### Information shown
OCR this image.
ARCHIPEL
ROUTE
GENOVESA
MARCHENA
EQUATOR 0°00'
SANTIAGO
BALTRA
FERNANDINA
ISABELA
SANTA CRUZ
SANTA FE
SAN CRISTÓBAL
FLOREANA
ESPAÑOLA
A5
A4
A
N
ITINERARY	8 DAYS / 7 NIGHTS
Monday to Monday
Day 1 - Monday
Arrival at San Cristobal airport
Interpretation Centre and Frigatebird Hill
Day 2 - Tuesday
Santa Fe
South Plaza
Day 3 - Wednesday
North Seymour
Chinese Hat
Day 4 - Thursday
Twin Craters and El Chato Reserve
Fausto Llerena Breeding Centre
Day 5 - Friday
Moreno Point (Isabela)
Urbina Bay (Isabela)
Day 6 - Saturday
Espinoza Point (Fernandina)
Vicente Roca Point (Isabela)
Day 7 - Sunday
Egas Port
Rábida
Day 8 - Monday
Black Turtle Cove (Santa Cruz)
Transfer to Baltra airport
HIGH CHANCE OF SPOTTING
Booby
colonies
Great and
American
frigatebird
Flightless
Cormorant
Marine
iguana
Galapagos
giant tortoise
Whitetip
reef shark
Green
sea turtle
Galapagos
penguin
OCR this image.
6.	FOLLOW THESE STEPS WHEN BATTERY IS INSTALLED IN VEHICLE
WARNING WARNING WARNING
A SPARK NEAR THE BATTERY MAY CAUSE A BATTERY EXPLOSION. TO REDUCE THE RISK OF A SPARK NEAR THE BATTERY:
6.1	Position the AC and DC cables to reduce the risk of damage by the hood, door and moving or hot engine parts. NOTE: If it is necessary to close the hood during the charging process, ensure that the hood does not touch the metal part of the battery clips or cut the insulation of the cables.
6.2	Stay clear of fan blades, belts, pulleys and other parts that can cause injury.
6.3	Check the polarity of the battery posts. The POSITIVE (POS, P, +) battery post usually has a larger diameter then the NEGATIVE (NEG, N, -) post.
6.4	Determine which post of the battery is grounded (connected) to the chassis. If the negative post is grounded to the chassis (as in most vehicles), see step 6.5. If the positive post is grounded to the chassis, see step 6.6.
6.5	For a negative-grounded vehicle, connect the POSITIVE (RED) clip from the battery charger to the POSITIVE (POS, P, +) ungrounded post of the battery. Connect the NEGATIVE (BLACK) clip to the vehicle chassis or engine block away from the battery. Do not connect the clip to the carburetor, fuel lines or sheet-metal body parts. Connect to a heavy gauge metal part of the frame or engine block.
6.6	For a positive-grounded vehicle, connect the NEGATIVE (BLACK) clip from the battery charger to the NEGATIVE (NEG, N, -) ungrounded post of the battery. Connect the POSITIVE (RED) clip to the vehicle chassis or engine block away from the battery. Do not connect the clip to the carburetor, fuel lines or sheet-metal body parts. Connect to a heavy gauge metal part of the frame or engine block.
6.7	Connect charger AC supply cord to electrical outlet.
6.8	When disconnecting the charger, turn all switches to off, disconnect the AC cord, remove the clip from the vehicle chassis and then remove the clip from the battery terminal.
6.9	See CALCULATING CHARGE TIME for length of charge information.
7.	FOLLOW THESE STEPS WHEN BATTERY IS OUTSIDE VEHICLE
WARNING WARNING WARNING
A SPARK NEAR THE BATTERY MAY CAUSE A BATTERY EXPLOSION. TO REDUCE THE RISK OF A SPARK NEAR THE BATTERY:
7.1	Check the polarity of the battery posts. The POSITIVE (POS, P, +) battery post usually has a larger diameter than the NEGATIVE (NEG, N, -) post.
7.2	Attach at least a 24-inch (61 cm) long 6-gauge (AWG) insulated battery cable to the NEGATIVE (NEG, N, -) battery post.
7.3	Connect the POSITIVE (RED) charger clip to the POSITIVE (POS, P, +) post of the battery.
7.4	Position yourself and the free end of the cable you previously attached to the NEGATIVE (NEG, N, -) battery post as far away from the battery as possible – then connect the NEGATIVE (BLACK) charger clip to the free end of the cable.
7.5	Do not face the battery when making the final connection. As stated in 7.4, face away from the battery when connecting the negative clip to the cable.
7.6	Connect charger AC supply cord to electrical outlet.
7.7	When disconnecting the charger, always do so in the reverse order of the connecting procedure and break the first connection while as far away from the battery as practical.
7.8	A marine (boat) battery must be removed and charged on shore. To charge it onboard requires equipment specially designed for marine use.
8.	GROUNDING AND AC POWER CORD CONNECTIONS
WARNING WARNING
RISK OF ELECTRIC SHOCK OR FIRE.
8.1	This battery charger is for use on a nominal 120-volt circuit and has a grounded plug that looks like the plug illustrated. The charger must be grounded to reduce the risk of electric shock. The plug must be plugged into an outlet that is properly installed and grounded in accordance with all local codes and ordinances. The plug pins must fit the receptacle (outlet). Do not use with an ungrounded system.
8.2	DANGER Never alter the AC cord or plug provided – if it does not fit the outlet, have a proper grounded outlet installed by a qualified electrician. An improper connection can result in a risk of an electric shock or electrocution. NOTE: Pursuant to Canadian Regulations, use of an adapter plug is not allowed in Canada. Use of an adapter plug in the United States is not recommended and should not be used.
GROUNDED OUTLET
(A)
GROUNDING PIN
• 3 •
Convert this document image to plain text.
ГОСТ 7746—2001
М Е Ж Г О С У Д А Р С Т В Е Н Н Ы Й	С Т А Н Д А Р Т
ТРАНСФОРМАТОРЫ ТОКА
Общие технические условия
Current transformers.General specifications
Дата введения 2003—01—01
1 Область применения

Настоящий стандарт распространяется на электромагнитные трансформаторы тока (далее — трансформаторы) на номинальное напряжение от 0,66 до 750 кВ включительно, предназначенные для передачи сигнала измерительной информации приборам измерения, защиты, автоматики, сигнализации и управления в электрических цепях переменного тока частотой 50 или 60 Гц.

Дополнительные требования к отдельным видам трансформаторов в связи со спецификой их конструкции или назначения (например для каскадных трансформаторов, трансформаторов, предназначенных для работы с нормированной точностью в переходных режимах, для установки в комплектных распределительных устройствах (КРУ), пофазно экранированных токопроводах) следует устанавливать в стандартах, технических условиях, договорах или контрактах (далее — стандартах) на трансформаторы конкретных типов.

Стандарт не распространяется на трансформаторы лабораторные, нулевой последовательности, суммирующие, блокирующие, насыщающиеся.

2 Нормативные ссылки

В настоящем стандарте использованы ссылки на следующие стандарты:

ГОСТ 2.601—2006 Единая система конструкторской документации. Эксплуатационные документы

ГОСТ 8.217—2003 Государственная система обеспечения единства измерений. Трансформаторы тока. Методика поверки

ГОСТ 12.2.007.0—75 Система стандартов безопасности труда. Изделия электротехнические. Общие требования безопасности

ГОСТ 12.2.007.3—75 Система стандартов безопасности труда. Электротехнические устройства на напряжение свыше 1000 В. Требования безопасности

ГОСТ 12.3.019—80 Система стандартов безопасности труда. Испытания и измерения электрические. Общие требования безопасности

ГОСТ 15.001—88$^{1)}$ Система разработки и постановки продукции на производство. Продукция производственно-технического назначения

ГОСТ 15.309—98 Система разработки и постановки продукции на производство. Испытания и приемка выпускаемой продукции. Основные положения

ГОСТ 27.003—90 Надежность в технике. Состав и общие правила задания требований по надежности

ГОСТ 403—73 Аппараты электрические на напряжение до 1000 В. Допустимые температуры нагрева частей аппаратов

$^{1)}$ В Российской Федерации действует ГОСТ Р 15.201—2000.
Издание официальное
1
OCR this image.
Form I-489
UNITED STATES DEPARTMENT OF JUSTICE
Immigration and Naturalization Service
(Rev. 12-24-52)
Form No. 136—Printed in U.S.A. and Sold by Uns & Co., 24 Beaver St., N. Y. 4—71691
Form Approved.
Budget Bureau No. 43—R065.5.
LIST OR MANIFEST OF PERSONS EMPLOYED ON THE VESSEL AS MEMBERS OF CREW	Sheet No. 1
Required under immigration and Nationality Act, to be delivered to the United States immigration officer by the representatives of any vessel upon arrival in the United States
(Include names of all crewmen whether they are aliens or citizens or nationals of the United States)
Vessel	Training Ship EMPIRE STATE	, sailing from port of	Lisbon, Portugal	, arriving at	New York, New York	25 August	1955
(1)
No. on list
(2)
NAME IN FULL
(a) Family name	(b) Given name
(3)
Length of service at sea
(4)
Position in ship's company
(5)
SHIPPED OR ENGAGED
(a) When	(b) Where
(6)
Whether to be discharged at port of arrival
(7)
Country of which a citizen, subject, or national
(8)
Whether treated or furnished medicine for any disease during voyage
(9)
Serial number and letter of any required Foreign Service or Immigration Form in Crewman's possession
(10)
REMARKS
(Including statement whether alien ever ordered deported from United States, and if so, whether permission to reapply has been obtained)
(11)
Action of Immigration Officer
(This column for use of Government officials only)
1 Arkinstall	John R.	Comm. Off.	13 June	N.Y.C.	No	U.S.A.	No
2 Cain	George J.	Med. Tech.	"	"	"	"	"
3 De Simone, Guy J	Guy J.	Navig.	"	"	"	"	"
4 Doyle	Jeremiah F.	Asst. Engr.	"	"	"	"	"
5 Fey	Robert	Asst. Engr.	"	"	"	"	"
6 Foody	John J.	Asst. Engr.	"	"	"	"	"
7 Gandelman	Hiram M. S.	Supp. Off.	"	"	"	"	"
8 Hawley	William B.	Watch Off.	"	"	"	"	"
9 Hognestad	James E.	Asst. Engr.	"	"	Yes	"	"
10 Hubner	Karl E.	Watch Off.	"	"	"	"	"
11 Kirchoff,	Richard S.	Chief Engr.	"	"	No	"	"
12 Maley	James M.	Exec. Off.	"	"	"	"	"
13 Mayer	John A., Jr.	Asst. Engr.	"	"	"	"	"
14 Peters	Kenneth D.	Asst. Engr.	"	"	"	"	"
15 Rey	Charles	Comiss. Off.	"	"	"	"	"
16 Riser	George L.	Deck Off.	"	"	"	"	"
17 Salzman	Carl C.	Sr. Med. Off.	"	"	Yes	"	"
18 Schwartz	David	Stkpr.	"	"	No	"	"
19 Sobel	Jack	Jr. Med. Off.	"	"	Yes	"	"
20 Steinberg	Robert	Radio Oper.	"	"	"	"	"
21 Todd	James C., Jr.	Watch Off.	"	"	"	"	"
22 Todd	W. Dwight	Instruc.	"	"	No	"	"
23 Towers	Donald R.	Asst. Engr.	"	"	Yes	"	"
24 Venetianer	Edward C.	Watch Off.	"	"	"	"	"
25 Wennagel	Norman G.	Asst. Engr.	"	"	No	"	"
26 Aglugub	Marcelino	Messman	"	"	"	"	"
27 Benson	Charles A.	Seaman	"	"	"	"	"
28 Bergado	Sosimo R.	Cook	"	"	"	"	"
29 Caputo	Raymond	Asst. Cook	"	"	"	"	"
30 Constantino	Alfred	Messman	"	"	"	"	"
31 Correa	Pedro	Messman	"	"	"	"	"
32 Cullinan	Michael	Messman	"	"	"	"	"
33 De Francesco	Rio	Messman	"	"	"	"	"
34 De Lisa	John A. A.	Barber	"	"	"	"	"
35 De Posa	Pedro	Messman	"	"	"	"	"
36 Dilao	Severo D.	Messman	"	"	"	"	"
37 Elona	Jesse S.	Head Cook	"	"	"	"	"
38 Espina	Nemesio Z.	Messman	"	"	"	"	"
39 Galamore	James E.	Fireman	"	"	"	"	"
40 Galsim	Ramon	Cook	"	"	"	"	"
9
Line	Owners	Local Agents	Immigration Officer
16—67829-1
######
• Written task:
Pull every line containing "Pedro" from the data.

• Completed task:
31 Correa	Pedro	Messman	"	"	"	"	"
35 De Posa	Pedro	Messman	"	"	"	"	"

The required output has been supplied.